• **Input records**:
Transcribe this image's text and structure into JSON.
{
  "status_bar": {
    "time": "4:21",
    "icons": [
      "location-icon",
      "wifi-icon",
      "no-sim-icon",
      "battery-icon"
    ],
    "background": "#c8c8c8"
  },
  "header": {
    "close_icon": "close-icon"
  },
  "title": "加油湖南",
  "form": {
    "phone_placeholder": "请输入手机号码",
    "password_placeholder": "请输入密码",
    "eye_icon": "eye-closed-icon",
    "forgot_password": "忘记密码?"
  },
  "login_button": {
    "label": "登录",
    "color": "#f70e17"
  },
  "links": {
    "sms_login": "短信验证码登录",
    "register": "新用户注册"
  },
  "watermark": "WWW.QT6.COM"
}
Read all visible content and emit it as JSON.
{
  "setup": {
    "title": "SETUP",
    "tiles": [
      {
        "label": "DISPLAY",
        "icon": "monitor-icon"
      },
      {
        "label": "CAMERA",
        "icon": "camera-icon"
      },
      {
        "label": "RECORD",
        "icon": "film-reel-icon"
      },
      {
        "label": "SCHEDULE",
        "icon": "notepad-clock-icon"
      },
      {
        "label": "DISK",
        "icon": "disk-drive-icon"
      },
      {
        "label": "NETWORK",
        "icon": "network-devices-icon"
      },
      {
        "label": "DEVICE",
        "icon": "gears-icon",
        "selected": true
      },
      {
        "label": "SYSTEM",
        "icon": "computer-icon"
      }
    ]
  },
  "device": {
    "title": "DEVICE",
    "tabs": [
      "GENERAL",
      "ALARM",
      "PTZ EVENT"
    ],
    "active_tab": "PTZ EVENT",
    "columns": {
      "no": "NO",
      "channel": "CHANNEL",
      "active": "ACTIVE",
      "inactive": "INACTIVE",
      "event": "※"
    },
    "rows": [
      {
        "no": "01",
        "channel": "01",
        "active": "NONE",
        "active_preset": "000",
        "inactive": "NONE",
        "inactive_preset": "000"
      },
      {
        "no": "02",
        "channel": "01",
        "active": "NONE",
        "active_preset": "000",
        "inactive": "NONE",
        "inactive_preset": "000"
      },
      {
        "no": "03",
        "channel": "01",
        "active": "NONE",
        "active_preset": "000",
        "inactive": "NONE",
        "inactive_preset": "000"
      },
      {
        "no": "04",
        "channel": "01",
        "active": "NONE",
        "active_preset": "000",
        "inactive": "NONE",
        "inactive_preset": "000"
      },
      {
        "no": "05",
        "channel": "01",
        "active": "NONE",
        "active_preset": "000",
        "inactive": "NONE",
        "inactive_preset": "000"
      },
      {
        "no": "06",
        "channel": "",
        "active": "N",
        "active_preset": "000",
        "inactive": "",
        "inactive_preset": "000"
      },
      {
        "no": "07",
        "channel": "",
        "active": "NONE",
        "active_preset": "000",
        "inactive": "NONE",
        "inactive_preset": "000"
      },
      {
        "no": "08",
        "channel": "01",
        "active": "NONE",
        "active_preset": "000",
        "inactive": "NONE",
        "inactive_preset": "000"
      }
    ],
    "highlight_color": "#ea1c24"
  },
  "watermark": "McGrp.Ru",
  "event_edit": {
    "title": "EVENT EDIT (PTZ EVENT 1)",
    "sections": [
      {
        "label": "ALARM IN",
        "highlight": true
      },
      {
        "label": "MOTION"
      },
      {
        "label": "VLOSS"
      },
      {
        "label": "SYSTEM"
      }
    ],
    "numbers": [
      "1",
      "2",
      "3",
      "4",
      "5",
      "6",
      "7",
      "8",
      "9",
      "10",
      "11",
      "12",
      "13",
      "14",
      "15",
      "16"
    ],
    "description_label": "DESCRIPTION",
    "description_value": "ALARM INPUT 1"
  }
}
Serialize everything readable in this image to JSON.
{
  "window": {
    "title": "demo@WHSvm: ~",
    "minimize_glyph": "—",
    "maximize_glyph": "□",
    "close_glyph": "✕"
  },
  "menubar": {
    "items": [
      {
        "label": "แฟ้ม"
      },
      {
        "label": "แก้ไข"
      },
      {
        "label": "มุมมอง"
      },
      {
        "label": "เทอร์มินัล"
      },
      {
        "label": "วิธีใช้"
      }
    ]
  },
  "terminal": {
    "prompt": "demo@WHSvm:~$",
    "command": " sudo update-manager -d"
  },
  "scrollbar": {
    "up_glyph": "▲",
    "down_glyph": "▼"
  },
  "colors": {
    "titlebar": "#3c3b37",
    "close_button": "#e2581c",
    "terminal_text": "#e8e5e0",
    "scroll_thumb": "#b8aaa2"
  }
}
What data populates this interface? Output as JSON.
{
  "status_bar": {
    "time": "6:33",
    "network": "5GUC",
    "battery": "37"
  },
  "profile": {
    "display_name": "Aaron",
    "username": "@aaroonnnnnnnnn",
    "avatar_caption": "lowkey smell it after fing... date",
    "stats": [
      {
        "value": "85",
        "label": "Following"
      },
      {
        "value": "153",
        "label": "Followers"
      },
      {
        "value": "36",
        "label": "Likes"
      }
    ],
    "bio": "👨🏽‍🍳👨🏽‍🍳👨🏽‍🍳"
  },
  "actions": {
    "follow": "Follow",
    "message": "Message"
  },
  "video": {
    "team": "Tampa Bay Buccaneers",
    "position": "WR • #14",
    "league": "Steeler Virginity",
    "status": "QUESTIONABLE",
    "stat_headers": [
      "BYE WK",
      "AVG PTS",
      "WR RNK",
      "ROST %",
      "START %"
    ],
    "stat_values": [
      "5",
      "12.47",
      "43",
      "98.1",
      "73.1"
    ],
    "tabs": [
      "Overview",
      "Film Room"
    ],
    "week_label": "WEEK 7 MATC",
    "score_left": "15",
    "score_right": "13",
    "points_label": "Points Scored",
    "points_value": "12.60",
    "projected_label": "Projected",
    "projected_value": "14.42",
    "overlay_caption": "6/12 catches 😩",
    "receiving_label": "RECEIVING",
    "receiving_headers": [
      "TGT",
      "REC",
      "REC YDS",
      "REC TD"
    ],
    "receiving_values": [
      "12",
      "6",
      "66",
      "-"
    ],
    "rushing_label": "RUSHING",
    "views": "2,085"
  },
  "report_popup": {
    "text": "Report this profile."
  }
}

• **Aim of the task**: Your task is to give the records above again, exactly.

• **Exercise answer**:
Transcribe this image's text and structure into JSON.
{
  "status_bar": {
    "time": "4:21",
    "icons": [
      "location-icon",
      "wifi-icon",
      "no-sim-icon",
      "battery-icon"
    ],
    "background": "#c8c8c8"
  },
  "header": {
    "close_icon": "close-icon"
  },
  "title": "加油湖南",
  "form": {
    "phone_placeholder": "请输入手机号码",
    "password_placeholder": "请输入密码",
    "eye_icon": "eye-closed-icon",
    "forgot_password": "忘记密码?"
  },
  "login_button": {
    "label": "登录",
    "color": "#f70e17"
  },
  "links": {
    "sms_login": "短信验证码登录",
    "register": "新用户注册"
  },
  "watermark": "WWW.QT6.COM"
}
Read all visible content and emit it as JSON.
{
  "setup": {
    "title": "SETUP",
    "tiles": [
      {
        "label": "DISPLAY",
        "icon": "monitor-icon"
      },
      {
        "label": "CAMERA",
        "icon": "camera-icon"
      },
      {
        "label": "RECORD",
        "icon": "film-reel-icon"
      },
      {
        "label": "SCHEDULE",
        "icon": "notepad-clock-icon"
      },
      {
        "label": "DISK",
        "icon": "disk-drive-icon"
      },
      {
        "label": "NETWORK",
        "icon": "network-devices-icon"
      },
      {
        "label": "DEVICE",
        "icon": "gears-icon",
        "selected": true
      },
      {
        "label": "SYSTEM",
        "icon": "computer-icon"
      }
    ]
  },
  "device": {
    "title": "DEVICE",
    "tabs": [
      "GENERAL",
      "ALARM",
      "PTZ EVENT"
    ],
    "active_tab": "PTZ EVENT",
    "columns": {
      "no": "NO",
      "channel": "CHANNEL",
      "active": "ACTIVE",
      "inactive": "INACTIVE",
      "event": "※"
    },
    "rows": [
      {
        "no": "01",
        "channel": "01",
        "active": "NONE",
        "active_preset": "000",
        "inactive": "NONE",
        "inactive_preset": "000"
      },
      {
        "no": "02",
        "channel": "01",
        "active": "NONE",
        "active_preset": "000",
        "inactive": "NONE",
        "inactive_preset": "000"
      },
      {
        "no": "03",
        "channel": "01",
        "active": "NONE",
        "active_preset": "000",
        "inactive": "NONE",
        "inactive_preset": "000"
      },
      {
        "no": "04",
        "channel": "01",
        "active": "NONE",
        "active_preset": "000",
        "inactive": "NONE",
        "inactive_preset": "000"
      },
      {
        "no": "05",
        "channel": "01",
        "active": "NONE",
        "active_preset": "000",
        "inactive": "NONE",
        "inactive_preset": "000"
      },
      {
        "no": "06",
        "channel": "",
        "active": "N",
        "active_preset": "000",
        "inactive": "",
        "inactive_preset": "000"
      },
      {
        "no": "07",
        "channel": "",
        "active": "NONE",
        "active_preset": "000",
        "inactive": "NONE",
        "inactive_preset": "000"
      },
      {
        "no": "08",
        "channel": "01",
        "active": "NONE",
        "active_preset": "000",
        "inactive": "NONE",
        "inactive_preset": "000"
      }
    ],
    "highlight_color": "#ea1c24"
  },
  "watermark": "McGrp.Ru",
  "event_edit": {
    "title": "EVENT EDIT (PTZ EVENT 1)",
    "sections": [
      {
        "label": "ALARM IN",
        "highlight": true
      },
      {
        "label": "MOTION"
      },
      {
        "label": "VLOSS"
      },
      {
        "label": "SYSTEM"
      }
    ],
    "numbers": [
      "1",
      "2",
      "3",
      "4",
      "5",
      "6",
      "7",
      "8",
      "9",
      "10",
      "11",
      "12",
      "13",
      "14",
      "15",
      "16"
    ],
    "description_label": "DESCRIPTION",
    "description_value": "ALARM INPUT 1"
  }
}
Serialize everything readable in this image to JSON.
{
  "window": {
    "title": "demo@WHSvm: ~",
    "minimize_glyph": "—",
    "maximize_glyph": "□",
    "close_glyph": "✕"
  },
  "menubar": {
    "items": [
      {
        "label": "แฟ้ม"
      },
      {
        "label": "แก้ไข"
      },
      {
        "label": "มุมมอง"
      },
      {
        "label": "เทอร์มินัล"
      },
      {
        "label": "วิธีใช้"
      }
    ]
  },
  "terminal": {
    "prompt": "demo@WHSvm:~$",
    "command": " sudo update-manager -d"
  },
  "scrollbar": {
    "up_glyph": "▲",
    "down_glyph": "▼"
  },
  "colors": {
    "titlebar": "#3c3b37",
    "close_button": "#e2581c",
    "terminal_text": "#e8e5e0",
    "scroll_thumb": "#b8aaa2"
  }
}
What data populates this interface? Output as JSON.
{
  "status_bar": {
    "time": "6:33",
    "network": "5GUC",
    "battery": "37"
  },
  "profile": {
    "display_name": "Aaron",
    "username": "@aaroonnnnnnnnn",
    "avatar_caption": "lowkey smell it after fing... date",
    "stats": [
      {
        "value": "85",
        "label": "Following"
      },
      {
        "value": "153",
        "label": "Followers"
      },
      {
        "value": "36",
        "label": "Likes"
      }
    ],
    "bio": "👨🏽‍🍳👨🏽‍🍳👨🏽‍🍳"
  },
  "actions": {
    "follow": "Follow",
    "message": "Message"
  },
  "video": {
    "team": "Tampa Bay Buccaneers",
    "position": "WR • #14",
    "league": "Steeler Virginity",
    "status": "QUESTIONABLE",
    "stat_headers": [
      "BYE WK",
      "AVG PTS",
      "WR RNK",
      "ROST %",
      "START %"
    ],
    "stat_values": [
      "5",
      "12.47",
      "43",
      "98.1",
      "73.1"
    ],
    "tabs": [
      "Overview",
      "Film Room"
    ],
    "week_label": "WEEK 7 MATC",
    "score_left": "15",
    "score_right": "13",
    "points_label": "Points Scored",
    "points_value": "12.60",
    "projected_label": "Projected",
    "projected_value": "14.42",
    "overlay_caption": "6/12 catches 😩",
    "receiving_label": "RECEIVING",
    "receiving_headers": [
      "TGT",
      "REC",
      "REC YDS",
      "REC TD"
    ],
    "receiving_values": [
      "12",
      "6",
      "66",
      "-"
    ],
    "rushing_label": "RUSHING",
    "views": "2,085"
  },
  "report_popup": {
    "text": "Report this profile."
  }
}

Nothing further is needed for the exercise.